Objective: Repeat the whole of the data, keeping every detail the same.

The data:
_ _ _ _ _
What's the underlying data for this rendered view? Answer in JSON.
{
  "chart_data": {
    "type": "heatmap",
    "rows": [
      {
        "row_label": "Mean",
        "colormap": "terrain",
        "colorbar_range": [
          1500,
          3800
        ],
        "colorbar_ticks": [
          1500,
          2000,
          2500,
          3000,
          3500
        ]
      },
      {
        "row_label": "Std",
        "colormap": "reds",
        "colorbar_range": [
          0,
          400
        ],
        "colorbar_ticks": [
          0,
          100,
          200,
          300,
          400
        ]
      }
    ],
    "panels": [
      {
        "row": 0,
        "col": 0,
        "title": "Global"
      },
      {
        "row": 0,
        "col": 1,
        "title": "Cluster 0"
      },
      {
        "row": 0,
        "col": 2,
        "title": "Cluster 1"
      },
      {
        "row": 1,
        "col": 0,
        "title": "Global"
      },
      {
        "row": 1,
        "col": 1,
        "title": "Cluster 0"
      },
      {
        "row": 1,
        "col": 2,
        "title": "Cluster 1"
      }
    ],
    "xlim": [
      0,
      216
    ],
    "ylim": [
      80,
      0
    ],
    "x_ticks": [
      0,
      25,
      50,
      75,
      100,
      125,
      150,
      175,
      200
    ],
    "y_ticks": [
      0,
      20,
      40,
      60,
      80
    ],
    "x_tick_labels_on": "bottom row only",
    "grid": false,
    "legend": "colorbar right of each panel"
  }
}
_ _ _ _ _
Reply:
What's the underlying data for this rendered view? Answer in JSON.
{
  "chart_data": {
    "type": "heatmap",
    "rows": [
      {
        "row_label": "Mean",
        "colormap": "terrain",
        "colorbar_range": [
          1500,
          3800
        ],
        "colorbar_ticks": [
          1500,
          2000,
          2500,
          3000,
          3500
        ]
      },
      {
        "row_label": "Std",
        "colormap": "reds",
        "colorbar_range": [
          0,
          400
        ],
        "colorbar_ticks": [
          0,
          100,
          200,
          300,
          400
        ]
      }
    ],
    "panels": [
      {
        "row": 0,
        "col": 0,
        "title": "Global"
      },
      {
        "row": 0,
        "col": 1,
        "title": "Cluster 0"
      },
      {
        "row": 0,
        "col": 2,
        "title": "Cluster 1"
      },
      {
        "row": 1,
        "col": 0,
        "title": "Global"
      },
      {
        "row": 1,
        "col": 1,
        "title": "Cluster 0"
      },
      {
        "row": 1,
        "col": 2,
        "title": "Cluster 1"
      }
    ],
    "xlim": [
      0,
      216
    ],
    "ylim": [
      80,
      0
    ],
    "x_ticks": [
      0,
      25,
      50,
      75,
      100,
      125,
      150,
      175,
      200
    ],
    "y_ticks": [
      0,
      20,
      40,
      60,
      80
    ],
    "x_tick_labels_on": "bottom row only",
    "grid": false,
    "legend": "colorbar right of each panel"
  }
}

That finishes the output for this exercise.